• **SOURCE DATA**
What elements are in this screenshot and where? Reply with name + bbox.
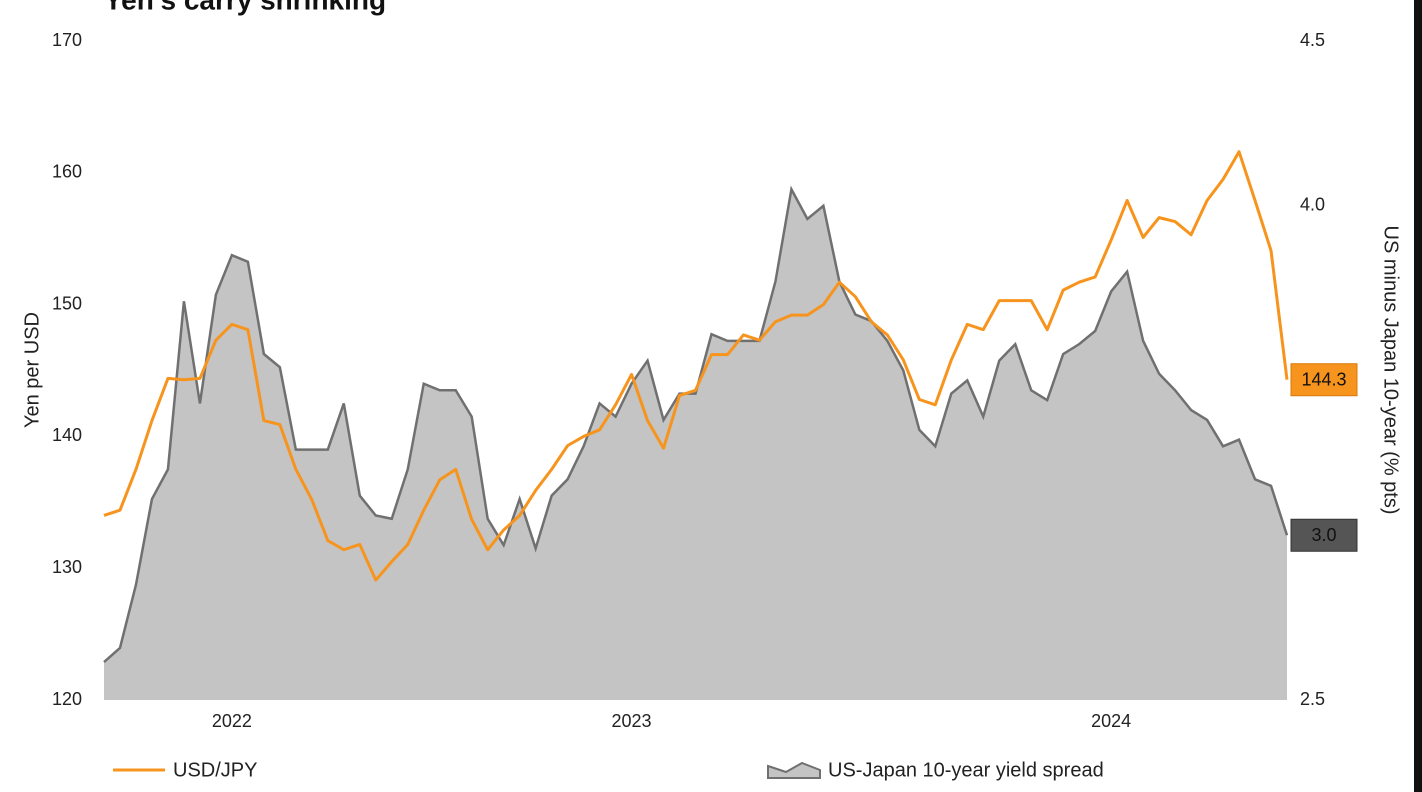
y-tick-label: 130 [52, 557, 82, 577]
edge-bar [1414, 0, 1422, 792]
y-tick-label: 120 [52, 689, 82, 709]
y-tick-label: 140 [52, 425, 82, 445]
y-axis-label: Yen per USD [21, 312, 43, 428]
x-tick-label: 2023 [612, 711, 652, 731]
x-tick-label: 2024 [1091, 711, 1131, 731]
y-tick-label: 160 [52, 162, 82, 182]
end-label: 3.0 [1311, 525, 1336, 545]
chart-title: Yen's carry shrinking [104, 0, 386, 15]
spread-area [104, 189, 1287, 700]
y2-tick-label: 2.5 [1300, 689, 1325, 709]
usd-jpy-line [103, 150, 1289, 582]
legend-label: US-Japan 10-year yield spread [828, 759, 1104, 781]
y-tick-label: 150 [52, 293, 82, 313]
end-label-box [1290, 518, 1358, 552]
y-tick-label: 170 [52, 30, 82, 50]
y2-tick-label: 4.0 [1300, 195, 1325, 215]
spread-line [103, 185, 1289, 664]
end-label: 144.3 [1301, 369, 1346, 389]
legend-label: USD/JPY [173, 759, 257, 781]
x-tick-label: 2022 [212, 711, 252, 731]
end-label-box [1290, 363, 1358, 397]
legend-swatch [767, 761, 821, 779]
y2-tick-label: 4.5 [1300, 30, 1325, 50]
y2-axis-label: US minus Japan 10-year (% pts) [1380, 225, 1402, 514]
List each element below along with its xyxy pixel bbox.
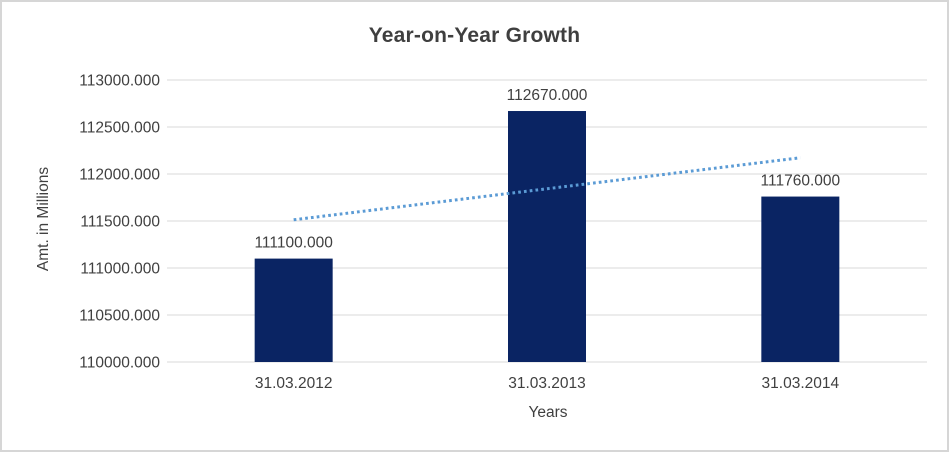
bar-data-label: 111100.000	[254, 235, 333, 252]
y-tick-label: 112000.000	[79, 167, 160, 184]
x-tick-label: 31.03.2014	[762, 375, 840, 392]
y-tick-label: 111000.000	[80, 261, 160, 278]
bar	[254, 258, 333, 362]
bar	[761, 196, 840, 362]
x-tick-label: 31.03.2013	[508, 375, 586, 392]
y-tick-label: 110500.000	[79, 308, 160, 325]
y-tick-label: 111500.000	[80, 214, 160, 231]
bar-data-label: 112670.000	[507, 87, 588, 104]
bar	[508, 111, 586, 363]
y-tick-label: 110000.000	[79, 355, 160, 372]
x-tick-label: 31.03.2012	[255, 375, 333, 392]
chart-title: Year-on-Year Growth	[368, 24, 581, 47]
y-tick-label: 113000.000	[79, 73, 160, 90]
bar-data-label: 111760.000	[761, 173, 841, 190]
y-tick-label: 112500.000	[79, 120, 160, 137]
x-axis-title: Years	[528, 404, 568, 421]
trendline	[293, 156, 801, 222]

• **EXERCISE DESCRIPTION**
Return every line of the listing above without any changes, leaving out the pictures.

• **EXERCISE ANSWER**
What elements are in this screenshot and where? Reply with name + bbox.
y-tick-label: 130 [52, 557, 82, 577]
edge-bar [1414, 0, 1422, 792]
y-tick-label: 120 [52, 689, 82, 709]
y-tick-label: 140 [52, 425, 82, 445]
y-axis-label: Yen per USD [21, 312, 43, 428]
x-tick-label: 2023 [612, 711, 652, 731]
x-tick-label: 2024 [1091, 711, 1131, 731]
y-tick-label: 160 [52, 162, 82, 182]
end-label: 3.0 [1311, 525, 1336, 545]
chart-title: Yen's carry shrinking [104, 0, 386, 15]
spread-area [104, 189, 1287, 700]
y2-tick-label: 2.5 [1300, 689, 1325, 709]
usd-jpy-line [103, 150, 1289, 582]
legend-label: US-Japan 10-year yield spread [828, 759, 1104, 781]
y-tick-label: 150 [52, 293, 82, 313]
end-label-box [1290, 518, 1358, 552]
y-tick-label: 170 [52, 30, 82, 50]
y2-tick-label: 4.0 [1300, 195, 1325, 215]
spread-line [103, 185, 1289, 664]
end-label: 144.3 [1301, 369, 1346, 389]
legend-label: USD/JPY [173, 759, 257, 781]
x-tick-label: 2022 [212, 711, 252, 731]
end-label-box [1290, 363, 1358, 397]
legend-swatch [767, 761, 821, 779]
y2-tick-label: 4.5 [1300, 30, 1325, 50]
y2-axis-label: US minus Japan 10-year (% pts) [1380, 225, 1402, 514]
List each element below along with its xyxy pixel bbox.
bar-data-label: 111100.000	[254, 235, 333, 252]
y-tick-label: 112000.000	[79, 167, 160, 184]
x-tick-label: 31.03.2014	[762, 375, 840, 392]
y-tick-label: 111000.000	[80, 261, 160, 278]
bar	[254, 258, 333, 362]
bar	[761, 196, 840, 362]
x-tick-label: 31.03.2013	[508, 375, 586, 392]
y-tick-label: 110500.000	[79, 308, 160, 325]
y-tick-label: 111500.000	[80, 214, 160, 231]
bar-data-label: 112670.000	[507, 87, 588, 104]
bar	[508, 111, 586, 363]
y-tick-label: 110000.000	[79, 355, 160, 372]
x-tick-label: 31.03.2012	[255, 375, 333, 392]
chart-title: Year-on-Year Growth	[368, 24, 581, 47]
y-tick-label: 113000.000	[79, 73, 160, 90]
bar-data-label: 111760.000	[761, 173, 841, 190]
y-tick-label: 112500.000	[79, 120, 160, 137]
x-axis-title: Years	[528, 404, 568, 421]
trendline	[293, 156, 801, 222]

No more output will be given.